++++ DATA FOR PROCESSING ++++

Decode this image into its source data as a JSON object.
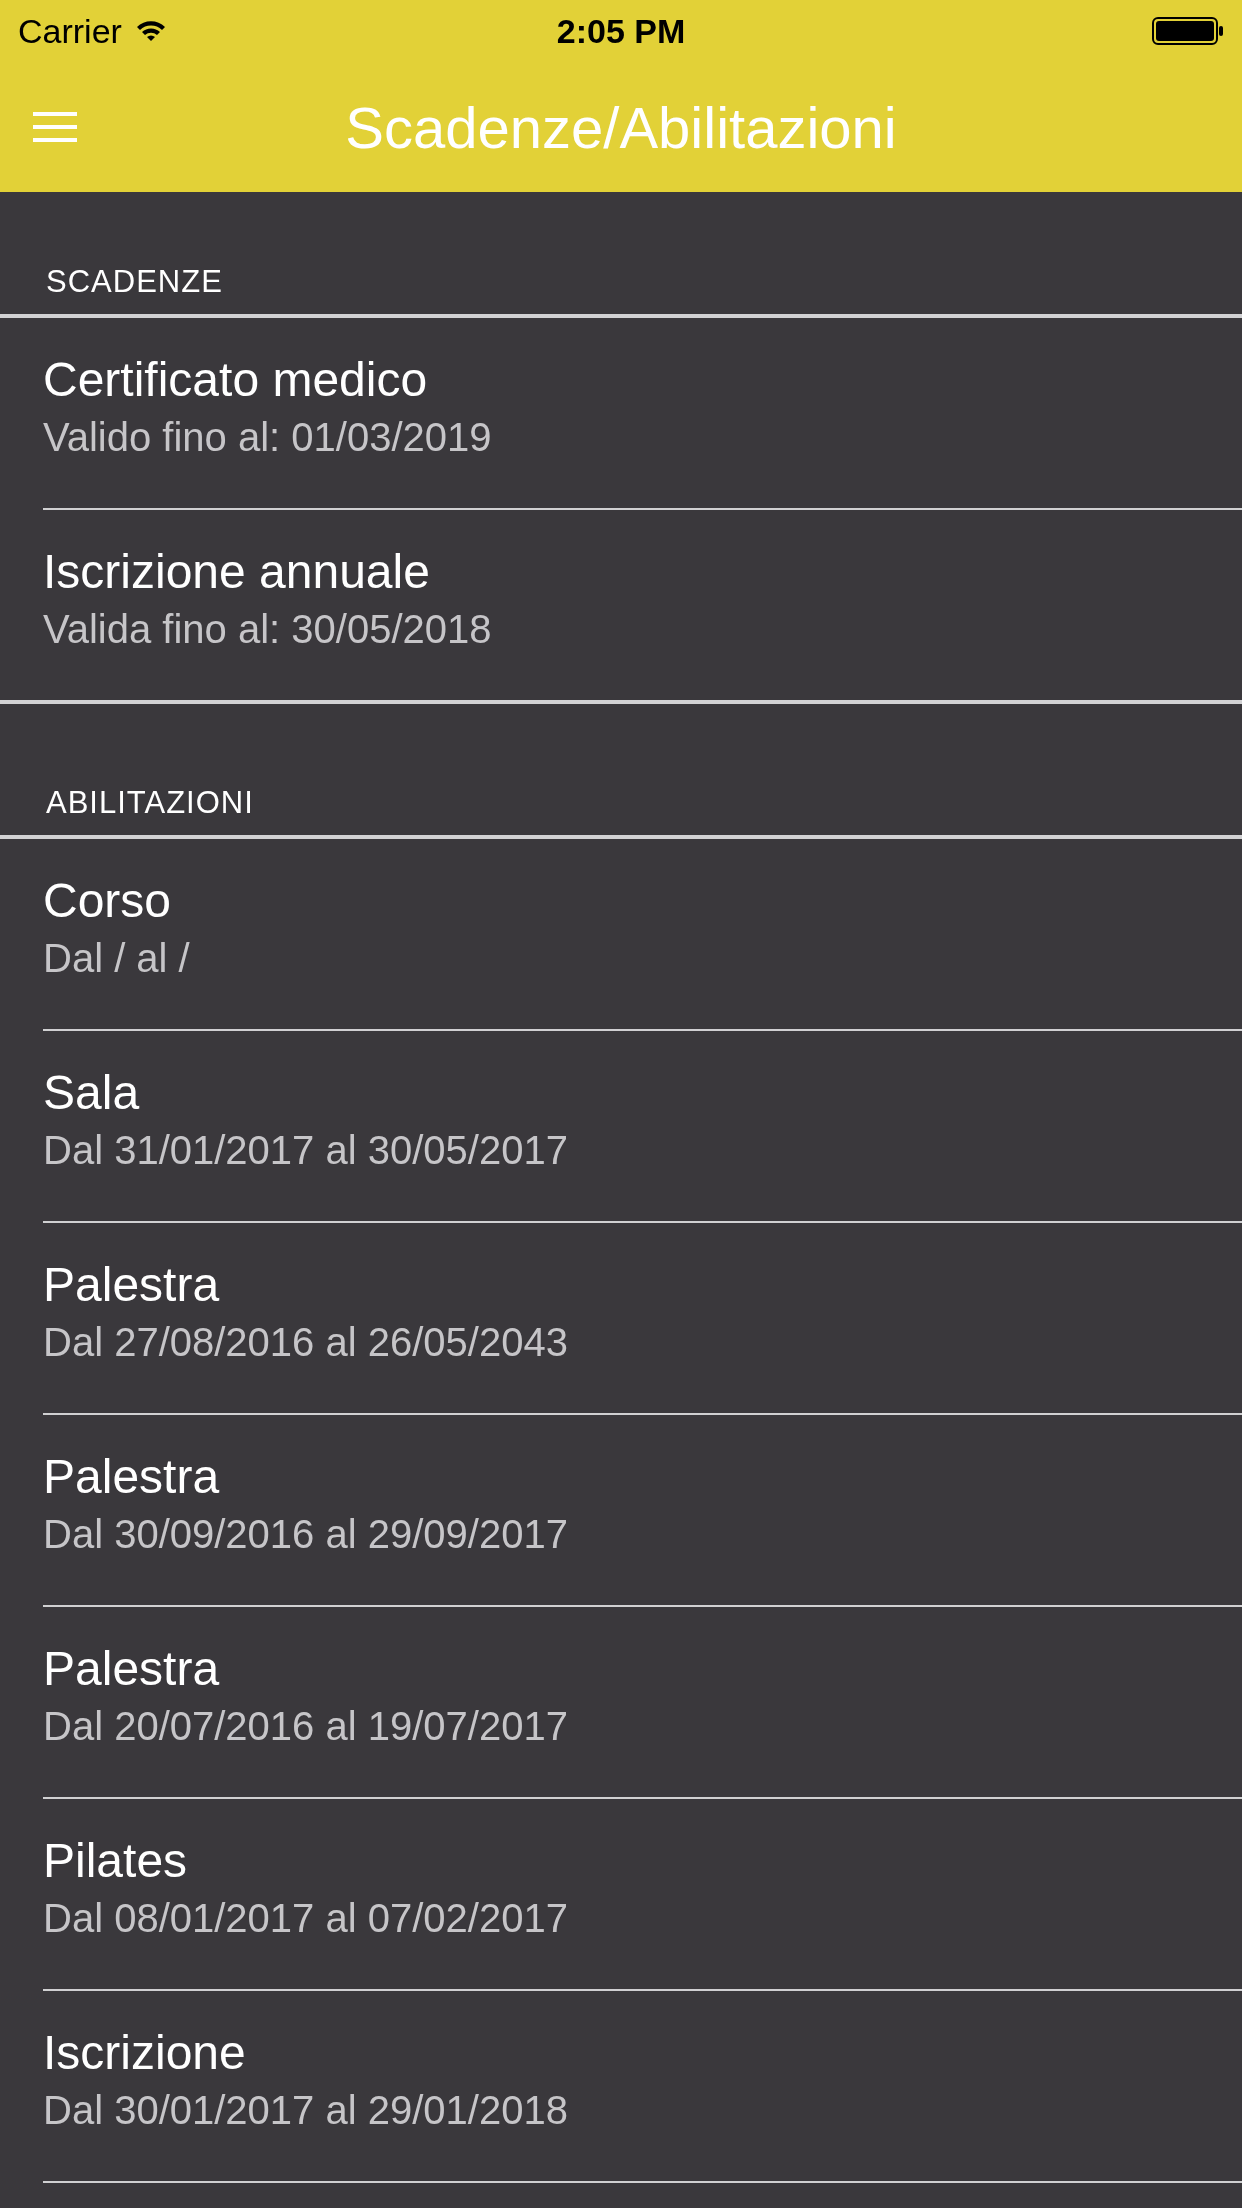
{
  "status_bar": {
    "carrier": "Carrier",
    "time": "2:05 PM"
  },
  "nav_bar": {
    "title": "Scadenze/Abilitazioni"
  },
  "sections": [
    {
      "header": "SCADENZE",
      "rows": [
        {
          "title": "Certificato medico",
          "subtitle": "Valido fino al: 01/03/2019"
        },
        {
          "title": "Iscrizione annuale",
          "subtitle": "Valida fino al: 30/05/2018"
        }
      ]
    },
    {
      "header": "ABILITAZIONI",
      "rows": [
        {
          "title": "Corso",
          "subtitle": "Dal / al /"
        },
        {
          "title": "Sala",
          "subtitle": "Dal 31/01/2017 al 30/05/2017"
        },
        {
          "title": "Palestra",
          "subtitle": "Dal 27/08/2016 al 26/05/2043"
        },
        {
          "title": "Palestra",
          "subtitle": "Dal 30/09/2016 al 29/09/2017"
        },
        {
          "title": "Palestra",
          "subtitle": "Dal 20/07/2016 al 19/07/2017"
        },
        {
          "title": "Pilates",
          "subtitle": "Dal 08/01/2017 al 07/02/2017"
        },
        {
          "title": "Iscrizione",
          "subtitle": "Dal 30/01/2017 al 29/01/2018"
        }
      ]
    }
  ]
}
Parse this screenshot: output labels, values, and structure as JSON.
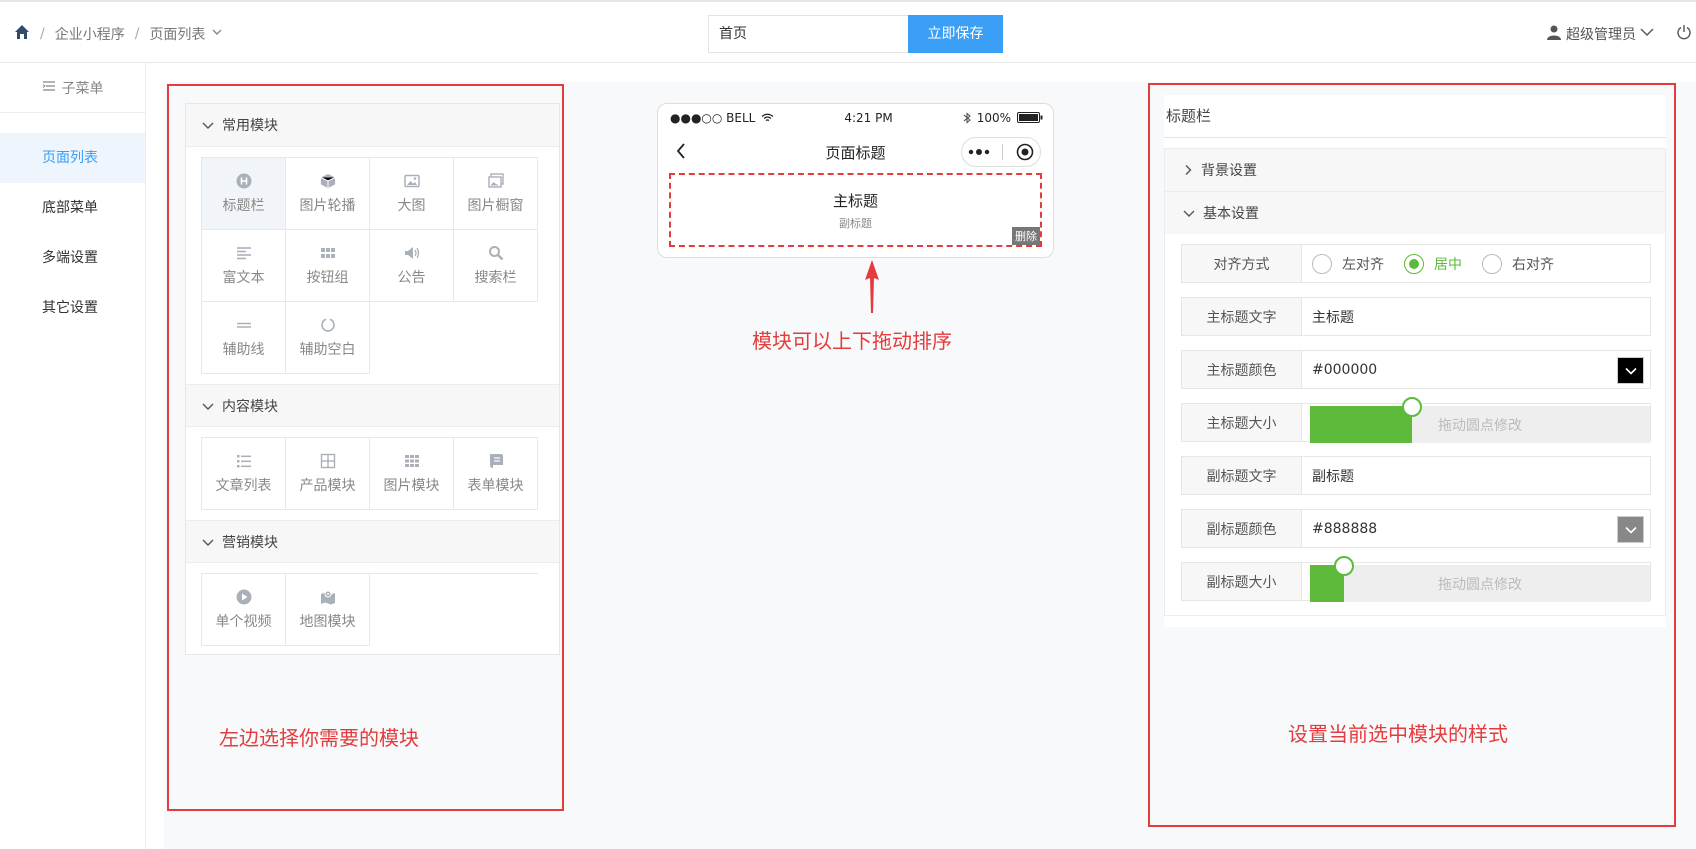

++++

:: PROBLEM REQUIREMENTS ::
Pick out every line holding the string "Iscrizione" and return it.

:: SOLUTION TO THE EXERCISE ::
          "title": "Iscrizione annuale",
          "title": "Iscrizione",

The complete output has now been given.